-- Start Data lines --
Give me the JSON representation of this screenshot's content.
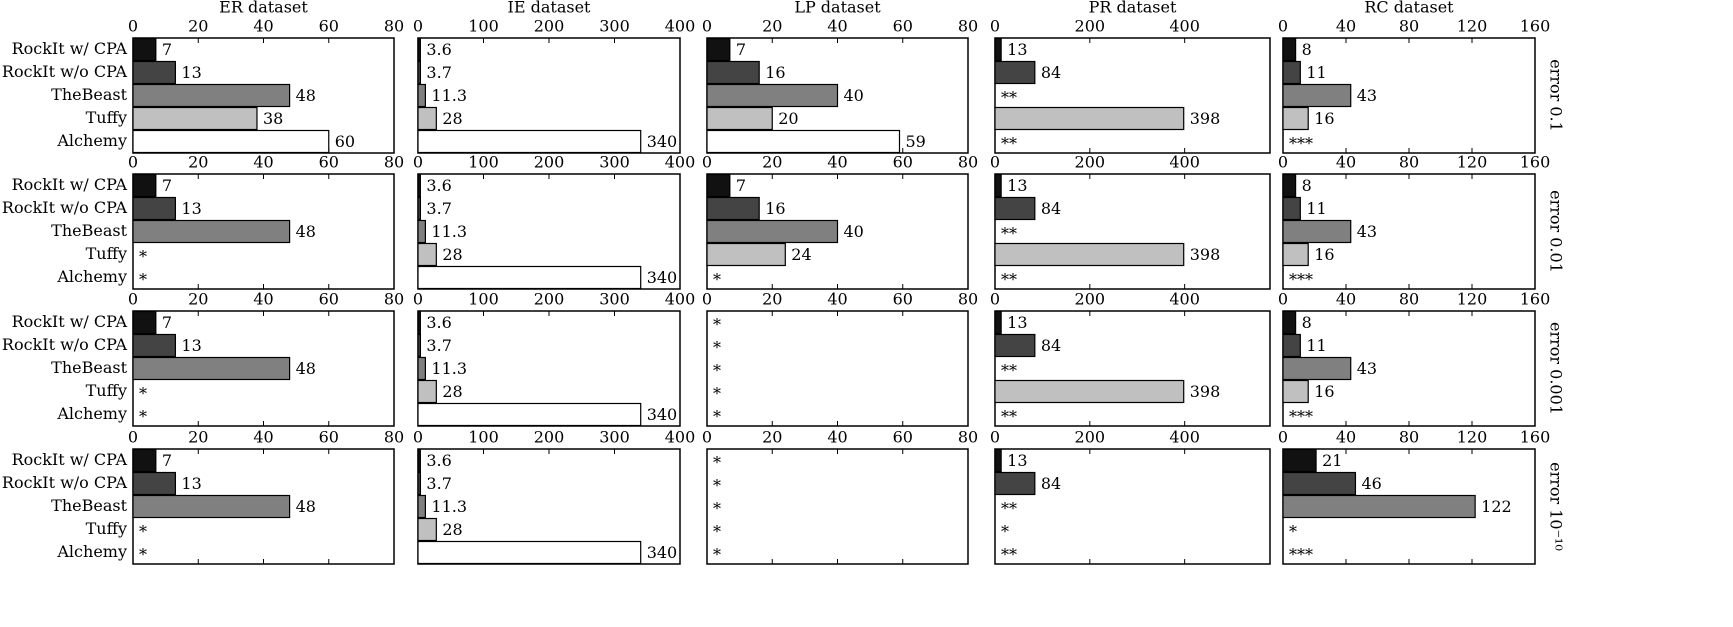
{
  "chart_data": [
    {
      "type": "bar",
      "orientation": "horizontal",
      "title": "ER dataset",
      "categories": [
        "RockIt w/ CPA",
        "RockIt w/o CPA",
        "TheBeast",
        "Tuffy",
        "Alchemy"
      ],
      "values": [
        7,
        13,
        48,
        38,
        60
      ],
      "colors": [
        "#111111",
        "#444444",
        "#808080",
        "#c0c0c0",
        "#ffffff"
      ],
      "xlim": [
        0,
        80
      ],
      "xticks": [
        0,
        20,
        40,
        60,
        80
      ]
    },
    {
      "type": "bar",
      "orientation": "horizontal",
      "title": "IE dataset",
      "values": [
        3.6,
        3.7,
        11.3,
        28,
        340
      ],
      "colors": [
        "#111111",
        "#444444",
        "#808080",
        "#c0c0c0",
        "#ffffff"
      ],
      "xlim": [
        0,
        400
      ],
      "xticks": [
        0,
        100,
        200,
        300,
        400
      ]
    },
    {
      "type": "bar",
      "orientation": "horizontal",
      "title": "LP dataset",
      "values": [
        7,
        16,
        40,
        20,
        59
      ],
      "colors": [
        "#111111",
        "#444444",
        "#808080",
        "#c0c0c0",
        "#ffffff"
      ],
      "xlim": [
        0,
        80
      ],
      "xticks": [
        0,
        20,
        40,
        60,
        80
      ]
    },
    {
      "type": "bar",
      "orientation": "horizontal",
      "title": "PR dataset",
      "values": [
        13,
        84,
        null,
        398,
        null
      ],
      "value_labels": [
        null,
        null,
        "**",
        null,
        "**"
      ],
      "colors": [
        "#111111",
        "#444444",
        "#808080",
        "#c0c0c0",
        "#ffffff"
      ],
      "xlim": [
        0,
        580
      ],
      "xticks": [
        0,
        200,
        400
      ]
    },
    {
      "type": "bar",
      "orientation": "horizontal",
      "title": "RC dataset",
      "row_label": "error 0.1",
      "values": [
        8,
        11,
        43,
        16,
        null
      ],
      "value_labels": [
        null,
        null,
        null,
        null,
        "***"
      ],
      "colors": [
        "#111111",
        "#444444",
        "#808080",
        "#c0c0c0",
        "#ffffff"
      ],
      "xlim": [
        0,
        160
      ],
      "xticks": [
        0,
        40,
        80,
        120,
        160
      ]
    },
    {
      "type": "bar",
      "orientation": "horizontal",
      "categories": [
        "RockIt w/ CPA",
        "RockIt w/o CPA",
        "TheBeast",
        "Tuffy",
        "Alchemy"
      ],
      "values": [
        7,
        13,
        48,
        null,
        null
      ],
      "value_labels": [
        null,
        null,
        null,
        "*",
        "*"
      ],
      "colors": [
        "#111111",
        "#444444",
        "#808080",
        "#c0c0c0",
        "#ffffff"
      ],
      "xlim": [
        0,
        80
      ],
      "xticks": [
        0,
        20,
        40,
        60,
        80
      ]
    },
    {
      "type": "bar",
      "orientation": "horizontal",
      "values": [
        3.6,
        3.7,
        11.3,
        28,
        340
      ],
      "colors": [
        "#111111",
        "#444444",
        "#808080",
        "#c0c0c0",
        "#ffffff"
      ],
      "xlim": [
        0,
        400
      ],
      "xticks": [
        0,
        100,
        200,
        300,
        400
      ]
    },
    {
      "type": "bar",
      "orientation": "horizontal",
      "values": [
        7,
        16,
        40,
        24,
        null
      ],
      "value_labels": [
        null,
        null,
        null,
        null,
        "*"
      ],
      "colors": [
        "#111111",
        "#444444",
        "#808080",
        "#c0c0c0",
        "#ffffff"
      ],
      "xlim": [
        0,
        80
      ],
      "xticks": [
        0,
        20,
        40,
        60,
        80
      ]
    },
    {
      "type": "bar",
      "orientation": "horizontal",
      "values": [
        13,
        84,
        null,
        398,
        null
      ],
      "value_labels": [
        null,
        null,
        "**",
        null,
        "**"
      ],
      "colors": [
        "#111111",
        "#444444",
        "#808080",
        "#c0c0c0",
        "#ffffff"
      ],
      "xlim": [
        0,
        580
      ],
      "xticks": [
        0,
        200,
        400
      ]
    },
    {
      "type": "bar",
      "orientation": "horizontal",
      "row_label": "error 0.01",
      "values": [
        8,
        11,
        43,
        16,
        null
      ],
      "value_labels": [
        null,
        null,
        null,
        null,
        "***"
      ],
      "colors": [
        "#111111",
        "#444444",
        "#808080",
        "#c0c0c0",
        "#ffffff"
      ],
      "xlim": [
        0,
        160
      ],
      "xticks": [
        0,
        40,
        80,
        120,
        160
      ]
    },
    {
      "type": "bar",
      "orientation": "horizontal",
      "categories": [
        "RockIt w/ CPA",
        "RockIt w/o CPA",
        "TheBeast",
        "Tuffy",
        "Alchemy"
      ],
      "values": [
        7,
        13,
        48,
        null,
        null
      ],
      "value_labels": [
        null,
        null,
        null,
        "*",
        "*"
      ],
      "colors": [
        "#111111",
        "#444444",
        "#808080",
        "#c0c0c0",
        "#ffffff"
      ],
      "xlim": [
        0,
        80
      ],
      "xticks": [
        0,
        20,
        40,
        60,
        80
      ]
    },
    {
      "type": "bar",
      "orientation": "horizontal",
      "values": [
        3.6,
        3.7,
        11.3,
        28,
        340
      ],
      "colors": [
        "#111111",
        "#444444",
        "#808080",
        "#c0c0c0",
        "#ffffff"
      ],
      "xlim": [
        0,
        400
      ],
      "xticks": [
        0,
        100,
        200,
        300,
        400
      ]
    },
    {
      "type": "bar",
      "orientation": "horizontal",
      "values": [
        null,
        null,
        null,
        null,
        null
      ],
      "value_labels": [
        "*",
        "*",
        "*",
        "*",
        "*"
      ],
      "colors": [
        "#111111",
        "#444444",
        "#808080",
        "#c0c0c0",
        "#ffffff"
      ],
      "xlim": [
        0,
        80
      ],
      "xticks": [
        0,
        20,
        40,
        60,
        80
      ]
    },
    {
      "type": "bar",
      "orientation": "horizontal",
      "values": [
        13,
        84,
        null,
        398,
        null
      ],
      "value_labels": [
        null,
        null,
        "**",
        null,
        "**"
      ],
      "colors": [
        "#111111",
        "#444444",
        "#808080",
        "#c0c0c0",
        "#ffffff"
      ],
      "xlim": [
        0,
        580
      ],
      "xticks": [
        0,
        200,
        400
      ]
    },
    {
      "type": "bar",
      "orientation": "horizontal",
      "row_label": "error 0.001",
      "values": [
        8,
        11,
        43,
        16,
        null
      ],
      "value_labels": [
        null,
        null,
        null,
        null,
        "***"
      ],
      "colors": [
        "#111111",
        "#444444",
        "#808080",
        "#c0c0c0",
        "#ffffff"
      ],
      "xlim": [
        0,
        160
      ],
      "xticks": [
        0,
        40,
        80,
        120,
        160
      ]
    },
    {
      "type": "bar",
      "orientation": "horizontal",
      "categories": [
        "RockIt w/ CPA",
        "RockIt w/o CPA",
        "TheBeast",
        "Tuffy",
        "Alchemy"
      ],
      "values": [
        7,
        13,
        48,
        null,
        null
      ],
      "value_labels": [
        null,
        null,
        null,
        "*",
        "*"
      ],
      "colors": [
        "#111111",
        "#444444",
        "#808080",
        "#c0c0c0",
        "#ffffff"
      ],
      "xlim": [
        0,
        80
      ],
      "xticks": [
        0,
        20,
        40,
        60,
        80
      ]
    },
    {
      "type": "bar",
      "orientation": "horizontal",
      "values": [
        3.6,
        3.7,
        11.3,
        28,
        340
      ],
      "colors": [
        "#111111",
        "#444444",
        "#808080",
        "#c0c0c0",
        "#ffffff"
      ],
      "xlim": [
        0,
        400
      ],
      "xticks": [
        0,
        100,
        200,
        300,
        400
      ]
    },
    {
      "type": "bar",
      "orientation": "horizontal",
      "values": [
        null,
        null,
        null,
        null,
        null
      ],
      "value_labels": [
        "*",
        "*",
        "*",
        "*",
        "*"
      ],
      "colors": [
        "#111111",
        "#444444",
        "#808080",
        "#c0c0c0",
        "#ffffff"
      ],
      "xlim": [
        0,
        80
      ],
      "xticks": [
        0,
        20,
        40,
        60,
        80
      ]
    },
    {
      "type": "bar",
      "orientation": "horizontal",
      "values": [
        13,
        84,
        null,
        null,
        null
      ],
      "value_labels": [
        null,
        null,
        "**",
        "*",
        "**"
      ],
      "colors": [
        "#111111",
        "#444444",
        "#808080",
        "#c0c0c0",
        "#ffffff"
      ],
      "xlim": [
        0,
        580
      ],
      "xticks": [
        0,
        200,
        400
      ]
    },
    {
      "type": "bar",
      "orientation": "horizontal",
      "row_label": "error 10⁻¹⁰",
      "values": [
        21,
        46,
        122,
        null,
        null
      ],
      "value_labels": [
        null,
        null,
        null,
        "*",
        "***"
      ],
      "colors": [
        "#111111",
        "#444444",
        "#808080",
        "#c0c0c0",
        "#ffffff"
      ],
      "xlim": [
        0,
        160
      ],
      "xticks": [
        0,
        40,
        80,
        120,
        160
      ]
    }
  ]
}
-- End Data lines --
Task to carry out =>
Pick out the lines that contain "title" and copy them.

Problem solution =>
      "title": "ER dataset",
      "title": "IE dataset",
      "title": "LP dataset",
      "title": "PR dataset",
      "title": "RC dataset",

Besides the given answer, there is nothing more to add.